● **Extrait choisi**:
○ ○ ○ ○ ○
Les journaux ont l’obligation de publier les annonces officielles en première page. Les délits de presse relèvent des tribunaux correctionnels (les jurys populaires étant plus cléments) et les amendes doivent être payées dans un délai de trois jours seulement. Deux condamnations en moins de deux ans, et le journal est supprimé. En cas de manquements, les journaux reçoivent un avertissement. Deux avertissements : entraînent la suspension momentanée du journal, donc une baisse des ventes. En cas de récidive, le journal est supprimé. De telles mesures limitent drastiquement le nombre de journaux s’intéressant à la politique.
Jusqu’en 1881, chaque loi de censure égraine les très nombreux délits de presse, jugés après publication. Il peut s’agir de l’offense au roi ou à l’empereur, de la provocation au crime, de la critique du régime ou du gouvernement, de la défense d’un autre régime politique, de l’appel réel ou supposé à la sédition, etc. Sous le Second Empire, comme entre 1835 et 1848, les images sont soumises à autorisation préalable, comme sous Louis-Philippe après 1835. Mais Napoléon III ajoute une difficulté : le dessinateur doit obtenir l’autorisation écrite de toute personne qu’il souhaite caricaturer. Les journaux républicains prennent l’habitude de publier les autorisations autographes, occasion de dénoncer cette contrainte supplémentaire. Les dessinateurs républicains multiplient alors les portraits-charges de journalistes rebelles, manière de narguer le pouvoir. Lamartine, l’ancien candidat à la présidentielle de 1848, refuse de son côté d’accorder son autorisation, au nom du respect de la création divine. Pour le croyant, comme l’homme a été créé à l’image de Dieu, la caricature constitue une injure à la divinité.
À la fin des années 1860, le régime de Napoléon III se libéralise. A partir du 19 janvier 1868 et jusqu’au 11 mars, le Corps législatif discute d’une loi sur la presse, rapportée par l’avocat député bonapartiste Henri Nogent-Saint-Laurens. Les députés libéraux réclament la fin du cautionnement. La loi le maintient, ainsi que le cautionnement, le timbre, la réglementation du colportage et continue de reconnaître à l'administration le droit d'interdire la vente des journaux sur la voie publique. Elle supprime néanmoins le système des avertissements et l'autorisation préalable : une simple déclaration suivie du versement du cautionnement suffisait pour fonder un journal. De nombreux journaux se créent alors, dont la fameuse Lanterne de Jean Rochefort, mais également Le Monde et Le Temps.
La chute de Napoléon III et la proclamation de la République le 4 septembre 1870 ne changent pas durablement le régime de la presse. Après quelques mois de liberté retrouvée (suppression du timbre et du cautionnement), et surtout après l’écrasement de la Commune, la majorité conservatrice à la Chambre des députés restaure les divers outils juridiques et réglementaires permettant de contrôler la presse comme dans les décennies précédentes. L’autorisation préalable pour les dessins de presse est rétablie, la loi du 6 juillet 1871 restaure la correctionnelle en cas de délit de presse (jugements prononcés par des professionnels et donc plus répressifs), ainsi que le cautionnement pour tous journaux politiques et non politiques. Le 16 septembre, le papier de presse subit une surtaxe, équivalent du timbre, à quoi s’ajoute un doublement des frais d’acheminement postaux. L'état de siège étant maintenu dans 42 départements jusqu'en 1875, à Paris, Marseille et Lyon jusqu'au 4 avril 1876, l’autorité militaire garde la main sur la presse. Certains journaux sont supprimés, d’autres suspendus, d’autres encore interdits de vente sur la voie publique.
○ ○ ○ ○ ○
● **Consignes de l'exercice**:
[A] Dans l'extrait sur la censure de la presse, quelle contrainte supplémentaire Napoléon III impose-t-il aux dessinateurs ?
[B] Rédigez la suite du texte sur la censure de la presse en France, à partir de sa dernière phrase.

● **Informations affichées**:
○ ○ ○ ○ ○
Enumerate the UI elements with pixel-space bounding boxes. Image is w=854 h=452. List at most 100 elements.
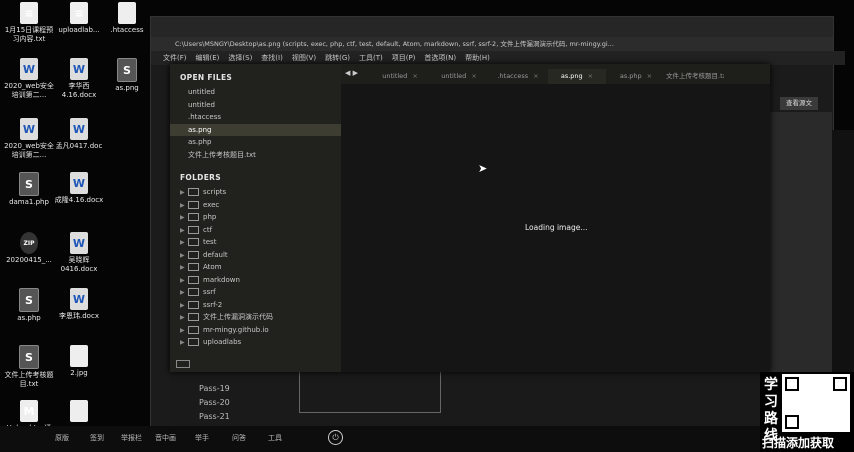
○ ○ ○ ○ ○
● **Résultats dans l'ordre**:
[A] Le dessinateur doit obtenir l'autorisation écrite de toute personne qu'il souhaite caricaturer.

[B]
Au 19e siècle, l’homme politique est indissociable du journal. La plupart des grandes figures de la vie politique jusque dans l’entre-deux-guerres disposent d’un organe de presse, quotidien ou hebdomadaire, ou publie régulièrement dans un journal. La tribune parlementaire se double bien souvent d’une tribune médiatique, les deux se nourrissant mutuellement. Dans les années 1870 comme sous le Second Empire, pour Gambetta, Rochefort, Clemenceau, Jaurès, Emile de Girardin et tant d’autres, une loi libéralisant la presse et libérant le journaliste des pressions administratives et gouvernementales est indispensable.
Tout au long de l’année 1874, les quotidiens annoncent une discussion imminente d’une loi sur la presse. Occasion, pour les caricaturistes, d’évoquer la situation peu enviable des journaux et des journalistes. La discussion porte surtout sur le fait de savoir s’il faut dissocier ou fusionner les lois sur la presse et sur l’état de siège. L’état de siège est supprimé en 1875 et 1876, mais la presse reste corsetée.
D’élection en élection, les républicains s’imposent dans le pays. La Chambre des députés et le Sénat désignent le 30 janvier 1879 un président de la République enfin républicain, Jules Grévy, dont les pouvoirs sont limités, car les lois constitutionnelles de 1875 cantonnent la fonction présidentielle à un rôle de représentation. Les luttes politiques favorisent l’émergence de figures de premier plan tels Gambetta, Rochefort, Jules Ferry, et même de femmes comme Louise Michel. Des lois républicaines votées pendant ces années fondatrices, celles qui concernent l’école et donc l’Église catholique, déclenchent les plus vifs débats. Les lois Ferry prévoient de rendre l’école gratuite, laïque et obligatoire. Des congrégations religieuses sont interdites. Il est notable de constater que, malgré leur majorité à la Chambre des députés depuis 1876, les républicains attendent le 29 juillet 1881, pour enfin voter une loi qui libéralise la presse. Jusqu’au vote de celle-ci, même si un assouplissement est notable et le nombre de journaux en nette augmentation, la censure poursuit son œuvre contre la presse.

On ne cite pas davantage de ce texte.